What you should do:
Your task is to output the entries below word for word.

Listed entries:
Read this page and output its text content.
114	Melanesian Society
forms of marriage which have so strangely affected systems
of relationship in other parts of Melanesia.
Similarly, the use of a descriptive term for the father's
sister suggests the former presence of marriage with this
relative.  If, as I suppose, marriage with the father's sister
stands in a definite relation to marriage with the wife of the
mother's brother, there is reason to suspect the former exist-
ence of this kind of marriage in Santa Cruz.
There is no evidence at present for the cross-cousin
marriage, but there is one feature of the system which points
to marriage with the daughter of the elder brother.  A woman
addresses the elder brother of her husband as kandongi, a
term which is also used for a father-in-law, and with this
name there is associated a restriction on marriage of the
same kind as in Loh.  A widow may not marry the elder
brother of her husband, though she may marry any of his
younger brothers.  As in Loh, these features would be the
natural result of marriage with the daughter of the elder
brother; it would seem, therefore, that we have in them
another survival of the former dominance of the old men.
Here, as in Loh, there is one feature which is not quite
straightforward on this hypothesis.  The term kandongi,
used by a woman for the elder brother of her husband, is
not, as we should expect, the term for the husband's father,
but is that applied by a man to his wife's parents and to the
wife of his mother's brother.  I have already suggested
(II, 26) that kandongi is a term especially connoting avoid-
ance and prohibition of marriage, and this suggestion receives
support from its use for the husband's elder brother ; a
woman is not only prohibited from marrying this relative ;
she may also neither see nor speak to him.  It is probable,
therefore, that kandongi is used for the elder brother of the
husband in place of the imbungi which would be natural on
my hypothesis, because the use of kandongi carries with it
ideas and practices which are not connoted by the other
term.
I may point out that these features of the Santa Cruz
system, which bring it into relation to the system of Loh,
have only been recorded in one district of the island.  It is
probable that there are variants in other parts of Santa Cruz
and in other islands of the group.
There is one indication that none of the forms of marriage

Answer to this exercise:
Read this page and output its text content.
114	Melanesian Society
forms of marriage which have so strangely affected systems
of relationship in other parts of Melanesia.
Similarly, the use of a descriptive term for the father's
sister suggests the former presence of marriage with this
relative.  If, as I suppose, marriage with the father's sister
stands in a definite relation to marriage with the wife of the
mother's brother, there is reason to suspect the former exist-
ence of this kind of marriage in Santa Cruz.
There is no evidence at present for the cross-cousin
marriage, but there is one feature of the system which points
to marriage with the daughter of the elder brother.  A woman
addresses the elder brother of her husband as kandongi, a
term which is also used for a father-in-law, and with this
name there is associated a restriction on marriage of the
same kind as in Loh.  A widow may not marry the elder
brother of her husband, though she may marry any of his
younger brothers.  As in Loh, these features would be the
natural result of marriage with the daughter of the elder
brother; it would seem, therefore, that we have in them
another survival of the former dominance of the old men.
Here, as in Loh, there is one feature which is not quite
straightforward on this hypothesis.  The term kandongi,
used by a woman for the elder brother of her husband, is
not, as we should expect, the term for the husband's father,
but is that applied by a man to his wife's parents and to the
wife of his mother's brother.  I have already suggested
(II, 26) that kandongi is a term especially connoting avoid-
ance and prohibition of marriage, and this suggestion receives
support from its use for the husband's elder brother ; a
woman is not only prohibited from marrying this relative ;
she may also neither see nor speak to him.  It is probable,
therefore, that kandongi is used for the elder brother of the
husband in place of the imbungi which would be natural on
my hypothesis, because the use of kandongi carries with it
ideas and practices which are not connoted by the other
term.
I may point out that these features of the Santa Cruz
system, which bring it into relation to the system of Loh,
have only been recorded in one district of the island.  It is
probable that there are variants in other parts of Santa Cruz
and in other islands of the group.
There is one indication that none of the forms of marriage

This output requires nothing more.